To do.
Print the records below exactly, and do not carry over any picture.

··········

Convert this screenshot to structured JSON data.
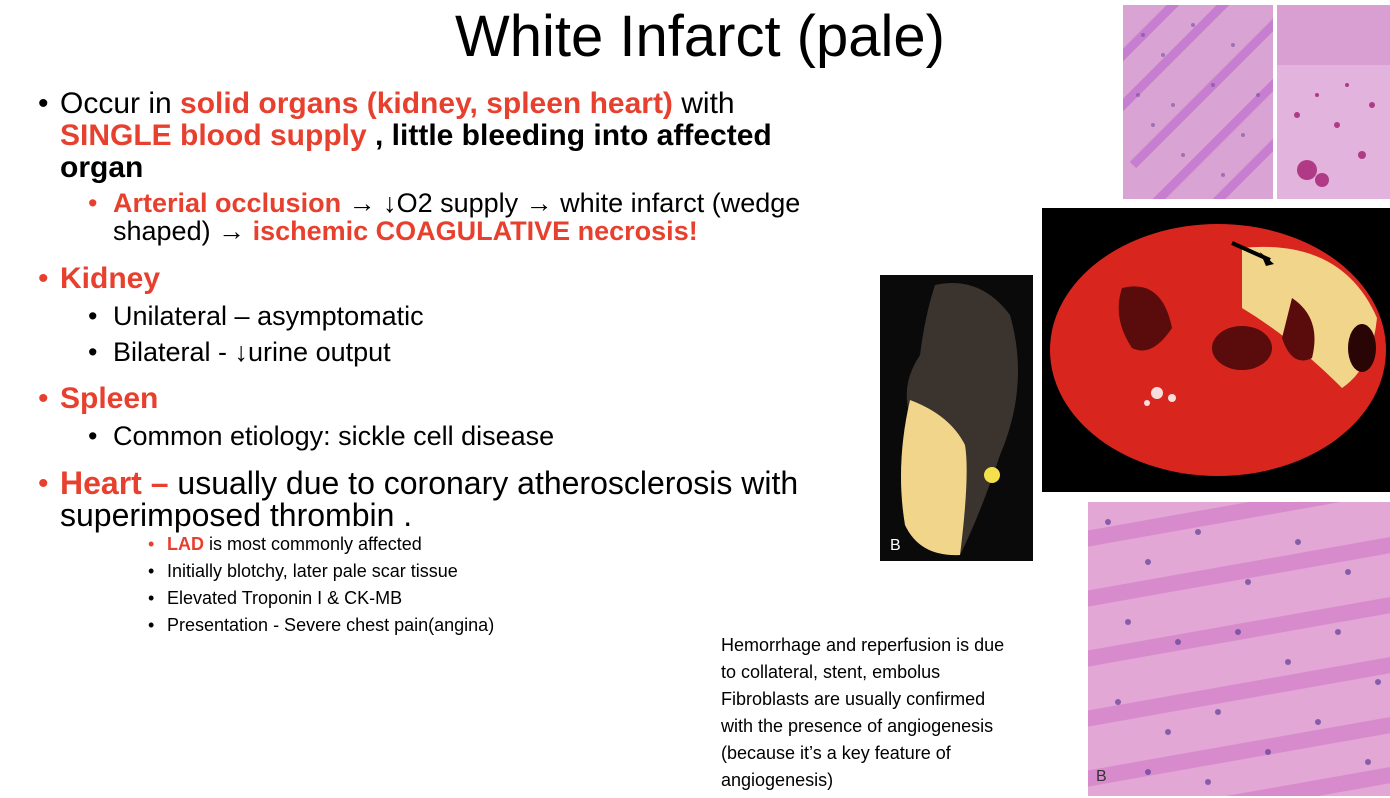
{
  "title": "White Infarct (pale)",
  "bullet_glyph": "•",
  "occur": {
    "t1": "Occur in ",
    "t2": "solid organs (kidney, spleen heart)",
    "t3": " with",
    "t4": "SINGLE blood supply",
    "t5": " , little bleeding into affected",
    "t6": "organ"
  },
  "arterial": {
    "t1": "Arterial occlusion",
    "t2": " → ↓O2 supply → white infarct (wedge",
    "t3": "shaped) → ",
    "t4": "ischemic COAGULATIVE necrosis!"
  },
  "kidney": {
    "heading": "Kidney",
    "items": [
      "Unilateral – asymptomatic",
      "Bilateral - ↓urine output"
    ]
  },
  "spleen": {
    "heading": "Spleen",
    "items": [
      "Common etiology: sickle cell disease"
    ]
  },
  "heart": {
    "heading": "Heart –",
    "t1": " usually due to coronary atherosclerosis with",
    "t2": "superimposed thrombin .",
    "lad": "LAD",
    "lad_rest": " is most commonly affected",
    "items": [
      "Initially blotchy, later pale scar tissue",
      "Elevated Troponin I & CK-MB",
      "Presentation - Severe chest pain(angina)"
    ]
  },
  "note": {
    "lines": [
      "Hemorrhage and reperfusion is due",
      "to collateral, stent, embolus",
      "Fibroblasts are usually confirmed",
      "with the presence of angiogenesis",
      "(because it’s a key feature of",
      "angiogenesis)"
    ]
  },
  "image_labels": {
    "spleen": "B",
    "histo": "B"
  },
  "colors": {
    "accent_red": "#e8402e",
    "histo_pink": "#e3a7d6",
    "heart_red": "#d8261f",
    "pale_yellow": "#f1d58a"
  }
}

··········

Exercise solution.
Convert this screenshot to structured JSON data.
{
  "title": "White Infarct (pale)",
  "bullet_glyph": "•",
  "occur": {
    "t1": "Occur in ",
    "t2": "solid organs (kidney, spleen heart)",
    "t3": " with",
    "t4": "SINGLE blood supply",
    "t5": " , little bleeding into affected",
    "t6": "organ"
  },
  "arterial": {
    "t1": "Arterial occlusion",
    "t2": " → ↓O2 supply → white infarct (wedge",
    "t3": "shaped) → ",
    "t4": "ischemic COAGULATIVE necrosis!"
  },
  "kidney": {
    "heading": "Kidney",
    "items": [
      "Unilateral – asymptomatic",
      "Bilateral - ↓urine output"
    ]
  },
  "spleen": {
    "heading": "Spleen",
    "items": [
      "Common etiology: sickle cell disease"
    ]
  },
  "heart": {
    "heading": "Heart –",
    "t1": " usually due to coronary atherosclerosis with",
    "t2": "superimposed thrombin .",
    "lad": "LAD",
    "lad_rest": " is most commonly affected",
    "items": [
      "Initially blotchy, later pale scar tissue",
      "Elevated Troponin I & CK-MB",
      "Presentation - Severe chest pain(angina)"
    ]
  },
  "note": {
    "lines": [
      "Hemorrhage and reperfusion is due",
      "to collateral, stent, embolus",
      "Fibroblasts are usually confirmed",
      "with the presence of angiogenesis",
      "(because it’s a key feature of",
      "angiogenesis)"
    ]
  },
  "image_labels": {
    "spleen": "B",
    "histo": "B"
  },
  "colors": {
    "accent_red": "#e8402e",
    "histo_pink": "#e3a7d6",
    "heart_red": "#d8261f",
    "pale_yellow": "#f1d58a"
  }
}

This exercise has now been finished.